**Set task**
Reproduce the listing verbatim.

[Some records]
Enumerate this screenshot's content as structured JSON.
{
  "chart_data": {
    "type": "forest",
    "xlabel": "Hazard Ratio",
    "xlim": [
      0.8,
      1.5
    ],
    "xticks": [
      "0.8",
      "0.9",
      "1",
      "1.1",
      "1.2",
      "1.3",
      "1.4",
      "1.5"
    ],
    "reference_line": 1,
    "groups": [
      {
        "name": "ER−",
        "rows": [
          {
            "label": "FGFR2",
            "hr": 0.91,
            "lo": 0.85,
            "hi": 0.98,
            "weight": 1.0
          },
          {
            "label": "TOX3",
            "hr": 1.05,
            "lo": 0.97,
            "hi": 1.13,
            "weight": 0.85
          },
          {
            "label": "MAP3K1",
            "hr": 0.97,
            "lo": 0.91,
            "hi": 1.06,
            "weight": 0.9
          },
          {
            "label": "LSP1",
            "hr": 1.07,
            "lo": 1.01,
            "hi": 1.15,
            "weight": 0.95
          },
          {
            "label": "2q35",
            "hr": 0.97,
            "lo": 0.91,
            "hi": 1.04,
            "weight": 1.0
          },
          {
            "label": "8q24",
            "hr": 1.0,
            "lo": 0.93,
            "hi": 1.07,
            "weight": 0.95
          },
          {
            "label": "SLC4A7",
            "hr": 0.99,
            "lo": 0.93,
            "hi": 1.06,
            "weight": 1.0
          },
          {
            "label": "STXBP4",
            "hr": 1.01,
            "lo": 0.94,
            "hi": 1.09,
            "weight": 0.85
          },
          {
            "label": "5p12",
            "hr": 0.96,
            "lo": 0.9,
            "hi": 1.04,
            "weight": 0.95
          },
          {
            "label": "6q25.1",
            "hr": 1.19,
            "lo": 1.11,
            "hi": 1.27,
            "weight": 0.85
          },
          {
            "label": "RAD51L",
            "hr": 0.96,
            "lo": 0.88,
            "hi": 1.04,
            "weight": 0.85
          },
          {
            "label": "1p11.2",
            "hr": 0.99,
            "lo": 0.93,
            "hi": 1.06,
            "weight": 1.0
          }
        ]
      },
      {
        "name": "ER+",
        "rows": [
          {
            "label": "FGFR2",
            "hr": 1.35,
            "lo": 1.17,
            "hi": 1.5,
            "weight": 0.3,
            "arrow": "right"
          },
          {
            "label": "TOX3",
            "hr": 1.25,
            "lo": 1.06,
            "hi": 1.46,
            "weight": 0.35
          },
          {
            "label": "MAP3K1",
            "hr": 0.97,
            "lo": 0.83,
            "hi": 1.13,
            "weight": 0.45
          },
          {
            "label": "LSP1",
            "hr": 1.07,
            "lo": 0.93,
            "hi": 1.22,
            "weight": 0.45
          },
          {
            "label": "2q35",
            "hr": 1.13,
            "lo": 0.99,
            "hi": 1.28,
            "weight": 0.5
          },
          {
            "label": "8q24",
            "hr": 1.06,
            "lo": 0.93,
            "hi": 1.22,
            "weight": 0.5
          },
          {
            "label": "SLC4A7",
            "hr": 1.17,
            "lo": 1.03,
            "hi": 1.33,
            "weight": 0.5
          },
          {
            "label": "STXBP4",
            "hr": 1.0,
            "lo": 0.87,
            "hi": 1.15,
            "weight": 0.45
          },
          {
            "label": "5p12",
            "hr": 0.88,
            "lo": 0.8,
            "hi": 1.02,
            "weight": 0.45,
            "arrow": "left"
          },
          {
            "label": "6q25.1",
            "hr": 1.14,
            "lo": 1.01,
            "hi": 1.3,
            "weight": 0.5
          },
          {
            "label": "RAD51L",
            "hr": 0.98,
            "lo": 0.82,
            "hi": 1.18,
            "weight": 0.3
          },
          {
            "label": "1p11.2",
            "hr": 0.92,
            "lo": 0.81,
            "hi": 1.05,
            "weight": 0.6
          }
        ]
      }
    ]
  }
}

**Exercise solution**
Enumerate this screenshot's content as structured JSON.
{
  "chart_data": {
    "type": "forest",
    "xlabel": "Hazard Ratio",
    "xlim": [
      0.8,
      1.5
    ],
    "xticks": [
      "0.8",
      "0.9",
      "1",
      "1.1",
      "1.2",
      "1.3",
      "1.4",
      "1.5"
    ],
    "reference_line": 1,
    "groups": [
      {
        "name": "ER−",
        "rows": [
          {
            "label": "FGFR2",
            "hr": 0.91,
            "lo": 0.85,
            "hi": 0.98,
            "weight": 1.0
          },
          {
            "label": "TOX3",
            "hr": 1.05,
            "lo": 0.97,
            "hi": 1.13,
            "weight": 0.85
          },
          {
            "label": "MAP3K1",
            "hr": 0.97,
            "lo": 0.91,
            "hi": 1.06,
            "weight": 0.9
          },
          {
            "label": "LSP1",
            "hr": 1.07,
            "lo": 1.01,
            "hi": 1.15,
            "weight": 0.95
          },
          {
            "label": "2q35",
            "hr": 0.97,
            "lo": 0.91,
            "hi": 1.04,
            "weight": 1.0
          },
          {
            "label": "8q24",
            "hr": 1.0,
            "lo": 0.93,
            "hi": 1.07,
            "weight": 0.95
          },
          {
            "label": "SLC4A7",
            "hr": 0.99,
            "lo": 0.93,
            "hi": 1.06,
            "weight": 1.0
          },
          {
            "label": "STXBP4",
            "hr": 1.01,
            "lo": 0.94,
            "hi": 1.09,
            "weight": 0.85
          },
          {
            "label": "5p12",
            "hr": 0.96,
            "lo": 0.9,
            "hi": 1.04,
            "weight": 0.95
          },
          {
            "label": "6q25.1",
            "hr": 1.19,
            "lo": 1.11,
            "hi": 1.27,
            "weight": 0.85
          },
          {
            "label": "RAD51L",
            "hr": 0.96,
            "lo": 0.88,
            "hi": 1.04,
            "weight": 0.85
          },
          {
            "label": "1p11.2",
            "hr": 0.99,
            "lo": 0.93,
            "hi": 1.06,
            "weight": 1.0
          }
        ]
      },
      {
        "name": "ER+",
        "rows": [
          {
            "label": "FGFR2",
            "hr": 1.35,
            "lo": 1.17,
            "hi": 1.5,
            "weight": 0.3,
            "arrow": "right"
          },
          {
            "label": "TOX3",
            "hr": 1.25,
            "lo": 1.06,
            "hi": 1.46,
            "weight": 0.35
          },
          {
            "label": "MAP3K1",
            "hr": 0.97,
            "lo": 0.83,
            "hi": 1.13,
            "weight": 0.45
          },
          {
            "label": "LSP1",
            "hr": 1.07,
            "lo": 0.93,
            "hi": 1.22,
            "weight": 0.45
          },
          {
            "label": "2q35",
            "hr": 1.13,
            "lo": 0.99,
            "hi": 1.28,
            "weight": 0.5
          },
          {
            "label": "8q24",
            "hr": 1.06,
            "lo": 0.93,
            "hi": 1.22,
            "weight": 0.5
          },
          {
            "label": "SLC4A7",
            "hr": 1.17,
            "lo": 1.03,
            "hi": 1.33,
            "weight": 0.5
          },
          {
            "label": "STXBP4",
            "hr": 1.0,
            "lo": 0.87,
            "hi": 1.15,
            "weight": 0.45
          },
          {
            "label": "5p12",
            "hr": 0.88,
            "lo": 0.8,
            "hi": 1.02,
            "weight": 0.45,
            "arrow": "left"
          },
          {
            "label": "6q25.1",
            "hr": 1.14,
            "lo": 1.01,
            "hi": 1.3,
            "weight": 0.5
          },
          {
            "label": "RAD51L",
            "hr": 0.98,
            "lo": 0.82,
            "hi": 1.18,
            "weight": 0.3
          },
          {
            "label": "1p11.2",
            "hr": 0.92,
            "lo": 0.81,
            "hi": 1.05,
            "weight": 0.6
          }
        ]
      }
    ]
  }
}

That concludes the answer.